---- Listed entries

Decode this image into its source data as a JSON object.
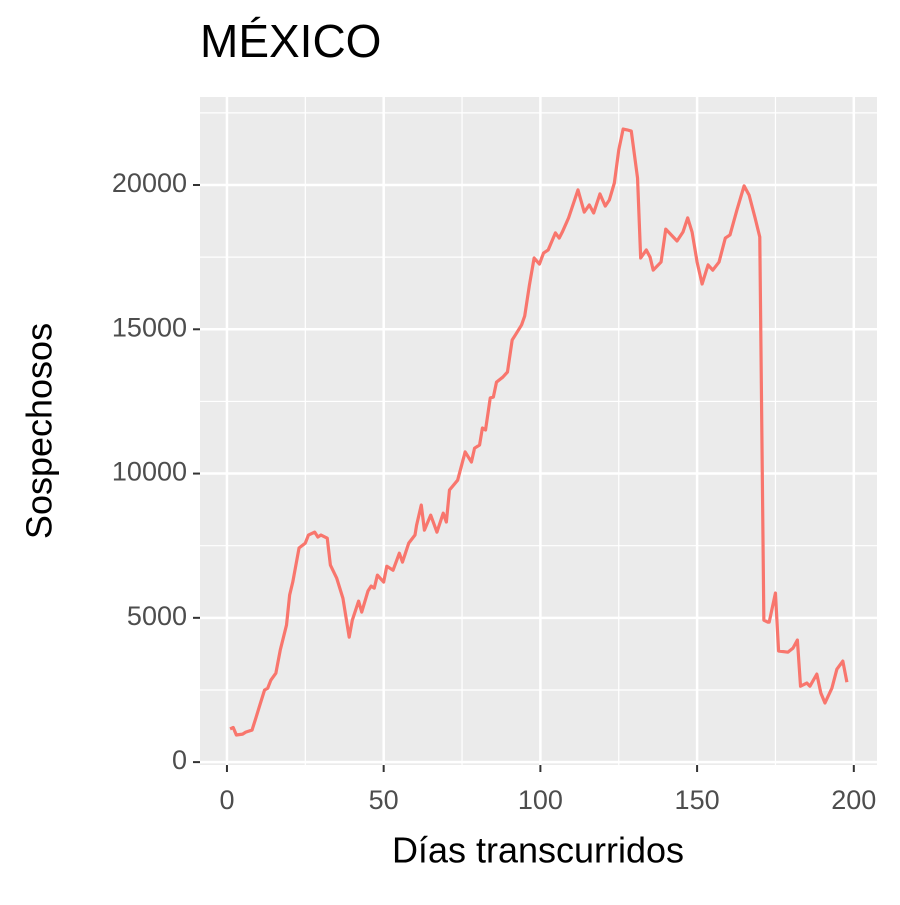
{
  "chart_data": {
    "type": "line",
    "title": "MÉXICO",
    "x_label": "Días transcurridos",
    "y_label": "Sospechosos",
    "x": [
      1,
      2,
      3,
      5,
      6,
      8,
      9,
      10.5,
      12,
      13,
      14,
      15.6,
      17,
      19,
      20,
      21,
      23,
      25,
      26,
      28,
      29,
      30,
      32,
      33,
      35,
      37,
      39,
      40,
      42,
      43,
      45,
      46,
      47,
      48,
      50,
      51,
      53,
      55,
      56,
      58,
      60,
      60.5,
      62,
      63,
      65,
      67,
      69,
      70,
      71,
      73.6,
      76,
      78,
      79,
      80.6,
      81.5,
      82.5,
      84,
      85,
      86,
      88,
      89.5,
      91,
      92,
      94,
      95,
      96.5,
      98,
      99.7,
      101,
      102.5,
      104.8,
      106,
      107,
      109,
      112,
      114,
      115.6,
      117,
      119,
      120.7,
      122,
      123.6,
      125,
      126.4,
      127.7,
      129,
      131,
      132,
      133.8,
      135,
      136,
      138.5,
      140,
      143.6,
      145.5,
      147,
      148.4,
      150,
      151.6,
      153.5,
      155,
      157,
      159,
      160.5,
      162.7,
      165,
      166.6,
      168.5,
      170,
      171.3,
      172.6,
      173,
      175,
      176,
      179,
      180.6,
      182,
      183,
      185,
      186,
      188.2,
      189.5,
      190.8,
      193,
      194.6,
      196.5,
      197.8
    ],
    "series": [
      {
        "name": "Sospechosos",
        "color": "#F8766D",
        "values": [
          1150,
          1200,
          940,
          970,
          1040,
          1110,
          1450,
          1980,
          2500,
          2560,
          2840,
          3080,
          3880,
          4750,
          5790,
          6240,
          7420,
          7590,
          7870,
          7970,
          7800,
          7870,
          7760,
          6830,
          6380,
          5680,
          4330,
          4920,
          5580,
          5200,
          5930,
          6100,
          6030,
          6480,
          6240,
          6790,
          6650,
          7240,
          6930,
          7590,
          7870,
          8210,
          8910,
          8040,
          8560,
          7970,
          8630,
          8320,
          9430,
          9770,
          10750,
          10400,
          10880,
          10990,
          11580,
          11510,
          12620,
          12650,
          13170,
          13340,
          13520,
          14630,
          14800,
          15150,
          15460,
          16530,
          17470,
          17260,
          17640,
          17750,
          18340,
          18160,
          18370,
          18860,
          19830,
          19060,
          19310,
          19030,
          19690,
          19270,
          19480,
          20070,
          21210,
          21940,
          21910,
          21870,
          20240,
          17470,
          17750,
          17500,
          17050,
          17330,
          18470,
          18060,
          18370,
          18860,
          18370,
          17330,
          16570,
          17230,
          17050,
          17330,
          18160,
          18270,
          19130,
          19970,
          19650,
          18860,
          18200,
          4920,
          4850,
          4850,
          5860,
          3850,
          3810,
          3950,
          4230,
          2630,
          2740,
          2630,
          3050,
          2390,
          2050,
          2560,
          3220,
          3500,
          2770
        ]
      }
    ],
    "xlim": [
      -8.6,
      207.4
    ],
    "ylim": [
      -100,
      23050
    ],
    "xticks": [
      0,
      50,
      100,
      150,
      200
    ],
    "yticks": [
      0,
      5000,
      10000,
      15000,
      20000
    ],
    "x_minor_ticks": [
      25,
      75,
      125,
      175
    ],
    "y_minor_ticks": [
      2500,
      7500,
      12500,
      17500,
      22500
    ],
    "grid": true
  }
}
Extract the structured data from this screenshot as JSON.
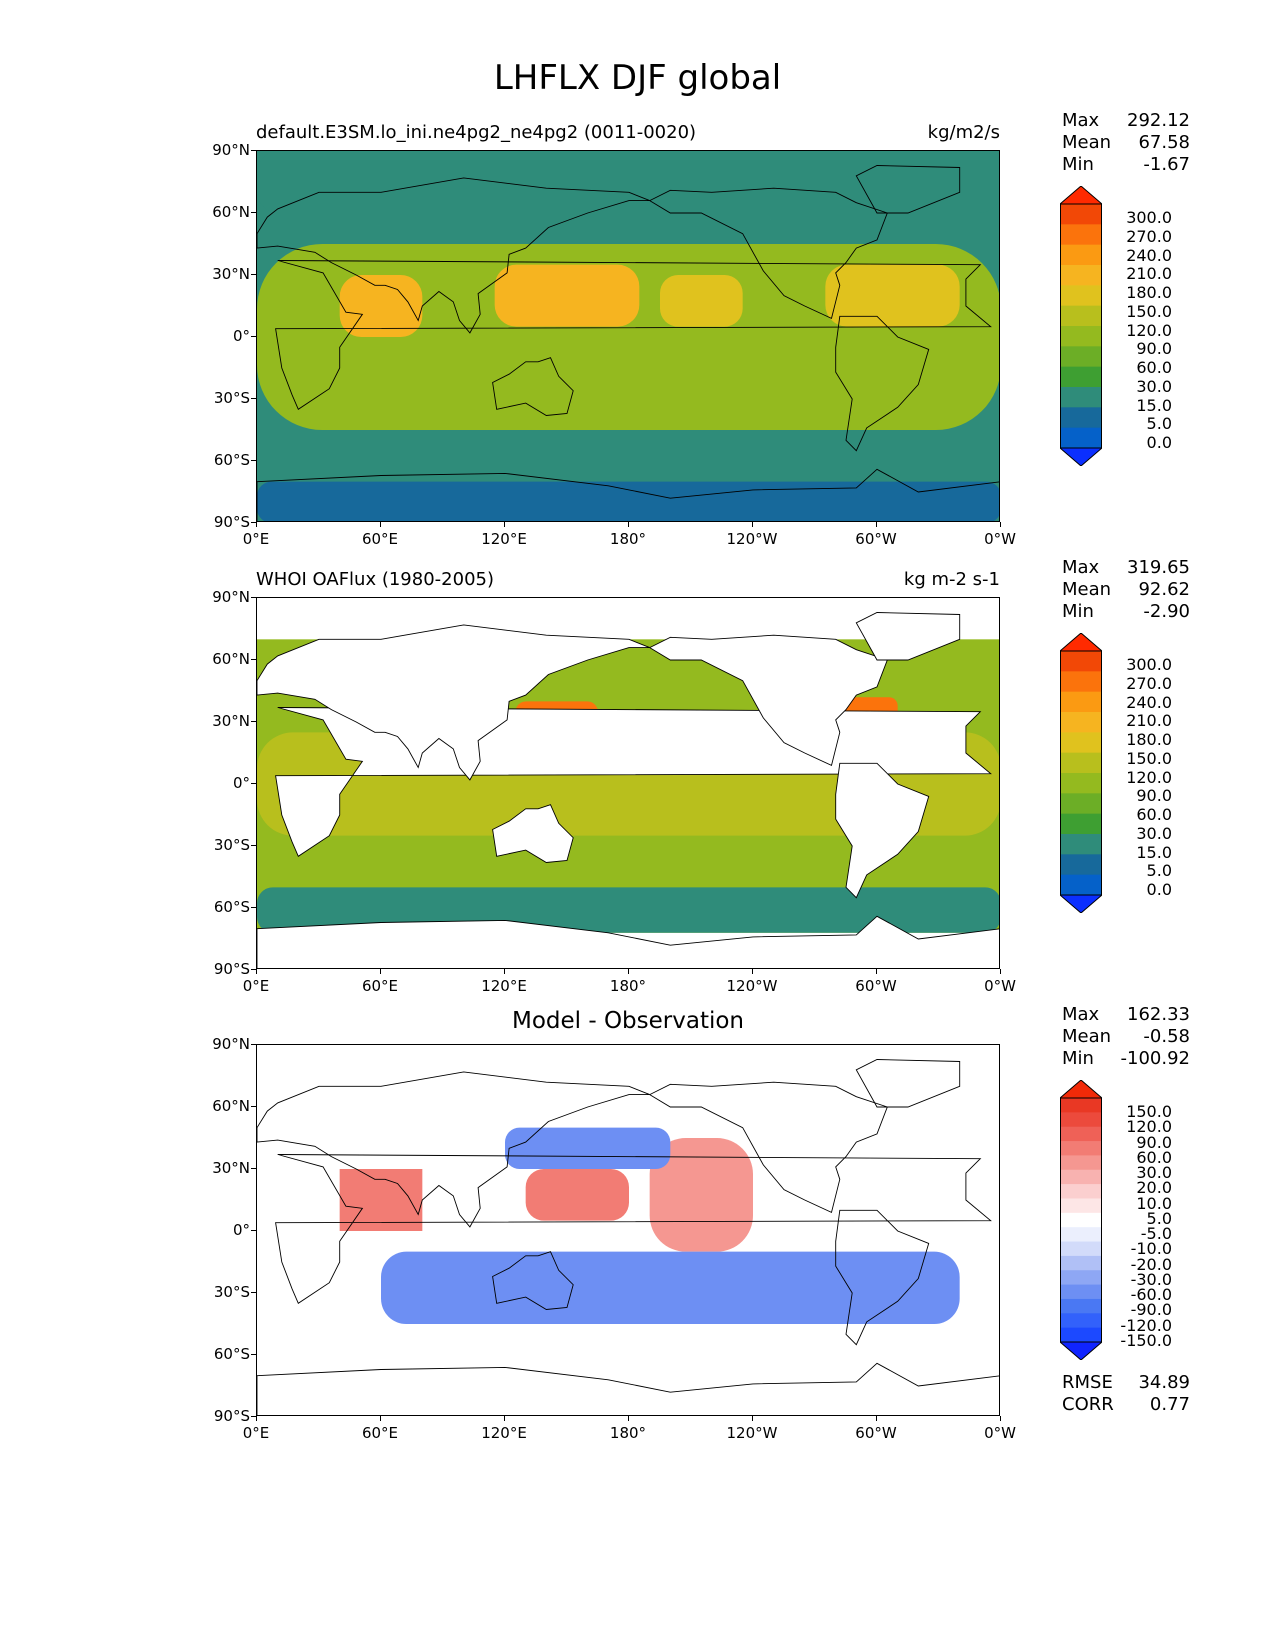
{
  "title": "LHFLX DJF global",
  "x_ticks": [
    "0°E",
    "60°E",
    "120°E",
    "180°",
    "120°W",
    "60°W",
    "0°W"
  ],
  "y_ticks": [
    "90°N",
    "60°N",
    "30°N",
    "0°",
    "30°S",
    "60°S",
    "90°S"
  ],
  "colors": {
    "seq": [
      "#0b2fff",
      "#0561c9",
      "#17699b",
      "#2f8c7a",
      "#3e9f32",
      "#6cae26",
      "#94ba1f",
      "#b8bf1d",
      "#e0c21e",
      "#f6b420",
      "#fb9a12",
      "#fb730c",
      "#f24806",
      "#ff2a00"
    ],
    "div": [
      "#1024ff",
      "#1c49ff",
      "#3261fb",
      "#4a78f3",
      "#6d8ff3",
      "#8ea7f4",
      "#b0c0f6",
      "#d2dbfa",
      "#ebeffd",
      "#ffffff",
      "#fde6e6",
      "#fbcfcf",
      "#f8b2b0",
      "#f59791",
      "#f27c74",
      "#ef6157",
      "#ec4a3c",
      "#e93824",
      "#f22a08"
    ]
  },
  "panels": [
    {
      "id": "model",
      "left_title": "default.E3SM.lo_ini.ne4pg2_ne4pg2 (0011-0020)",
      "center_title": "",
      "units": "kg/m2/s",
      "stats": [
        {
          "k": "Max",
          "v": "292.12"
        },
        {
          "k": "Mean",
          "v": "67.58"
        },
        {
          "k": "Min",
          "v": "-1.67"
        }
      ],
      "cbar_labels": [
        "300.0",
        "270.0",
        "240.0",
        "210.0",
        "180.0",
        "150.0",
        "120.0",
        "90.0",
        "60.0",
        "30.0",
        "15.0",
        "5.0",
        "0.0"
      ],
      "extra_stats": []
    },
    {
      "id": "obs",
      "left_title": "WHOI OAFlux (1980-2005)",
      "center_title": "",
      "units": "kg m-2 s-1",
      "stats": [
        {
          "k": "Max",
          "v": "319.65"
        },
        {
          "k": "Mean",
          "v": "92.62"
        },
        {
          "k": "Min",
          "v": "-2.90"
        }
      ],
      "cbar_labels": [
        "300.0",
        "270.0",
        "240.0",
        "210.0",
        "180.0",
        "150.0",
        "120.0",
        "90.0",
        "60.0",
        "30.0",
        "15.0",
        "5.0",
        "0.0"
      ],
      "extra_stats": []
    },
    {
      "id": "diff",
      "left_title": "",
      "center_title": "Model - Observation",
      "units": "",
      "stats": [
        {
          "k": "Max",
          "v": "162.33"
        },
        {
          "k": "Mean",
          "v": "-0.58"
        },
        {
          "k": "Min",
          "v": "-100.92"
        }
      ],
      "cbar_labels": [
        "150.0",
        "120.0",
        "90.0",
        "60.0",
        "30.0",
        "20.0",
        "10.0",
        "5.0",
        "-5.0",
        "-10.0",
        "-20.0",
        "-30.0",
        "-60.0",
        "-90.0",
        "-120.0",
        "-150.0"
      ],
      "extra_stats": [
        {
          "k": "RMSE",
          "v": "34.89"
        },
        {
          "k": "CORR",
          "v": "0.77"
        }
      ]
    }
  ],
  "chart_data": [
    {
      "type": "heatmap",
      "title": "default.E3SM.lo_ini.ne4pg2_ne4pg2 (0011-0020)",
      "units": "kg/m2/s",
      "xlim": [
        0,
        360
      ],
      "ylim": [
        -90,
        90
      ],
      "levels": [
        0,
        5,
        15,
        30,
        60,
        90,
        120,
        150,
        180,
        210,
        240,
        270,
        300
      ],
      "stats": {
        "max": 292.12,
        "mean": 67.58,
        "min": -1.67
      },
      "regions": [
        {
          "lon": [
            0,
            360
          ],
          "lat": [
            -90,
            90
          ],
          "value": 25
        },
        {
          "lon": [
            0,
            360
          ],
          "lat": [
            -45,
            45
          ],
          "value": 110
        },
        {
          "lon": [
            40,
            80
          ],
          "lat": [
            0,
            30
          ],
          "value": 200
        },
        {
          "lon": [
            115,
            185
          ],
          "lat": [
            5,
            35
          ],
          "value": 190
        },
        {
          "lon": [
            195,
            235
          ],
          "lat": [
            5,
            30
          ],
          "value": 175
        },
        {
          "lon": [
            275,
            340
          ],
          "lat": [
            5,
            35
          ],
          "value": 170
        },
        {
          "lon": [
            0,
            360
          ],
          "lat": [
            -90,
            -70
          ],
          "value": 5
        },
        {
          "lon": [
            0,
            360
          ],
          "lat": [
            60,
            90
          ],
          "value": 15
        }
      ]
    },
    {
      "type": "heatmap",
      "title": "WHOI OAFlux (1980-2005)",
      "units": "kg m-2 s-1",
      "xlim": [
        0,
        360
      ],
      "ylim": [
        -90,
        90
      ],
      "levels": [
        0,
        5,
        15,
        30,
        60,
        90,
        120,
        150,
        180,
        210,
        240,
        270,
        300
      ],
      "stats": {
        "max": 319.65,
        "mean": 92.62,
        "min": -2.9
      },
      "regions": [
        {
          "lon": [
            0,
            360
          ],
          "lat": [
            -72,
            70
          ],
          "value": 90
        },
        {
          "lon": [
            0,
            360
          ],
          "lat": [
            -25,
            25
          ],
          "value": 120
        },
        {
          "lon": [
            125,
            165
          ],
          "lat": [
            25,
            40
          ],
          "value": 250
        },
        {
          "lon": [
            280,
            310
          ],
          "lat": [
            30,
            42
          ],
          "value": 260
        },
        {
          "lon": [
            0,
            360
          ],
          "lat": [
            -72,
            -50
          ],
          "value": 25
        }
      ]
    },
    {
      "type": "heatmap",
      "title": "Model - Observation",
      "xlim": [
        0,
        360
      ],
      "ylim": [
        -90,
        90
      ],
      "levels": [
        -150,
        -120,
        -90,
        -60,
        -30,
        -20,
        -10,
        -5,
        5,
        10,
        20,
        30,
        60,
        90,
        120,
        150
      ],
      "stats": {
        "max": 162.33,
        "mean": -0.58,
        "min": -100.92,
        "rmse": 34.89,
        "corr": 0.77
      },
      "regions": [
        {
          "lon": [
            40,
            80
          ],
          "lat": [
            0,
            30
          ],
          "value": 70
        },
        {
          "lon": [
            130,
            180
          ],
          "lat": [
            5,
            30
          ],
          "value": 60
        },
        {
          "lon": [
            190,
            240
          ],
          "lat": [
            -10,
            45
          ],
          "value": 40
        },
        {
          "lon": [
            60,
            340
          ],
          "lat": [
            -45,
            -10
          ],
          "value": -35
        },
        {
          "lon": [
            120,
            200
          ],
          "lat": [
            30,
            50
          ],
          "value": -40
        }
      ]
    }
  ]
}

--------

= To do =
Pick out every line holding the string "Sospechosos" and return it.

= Completed exercise =
    "y_label": "Sospechosos",
        "name": "Sospechosos",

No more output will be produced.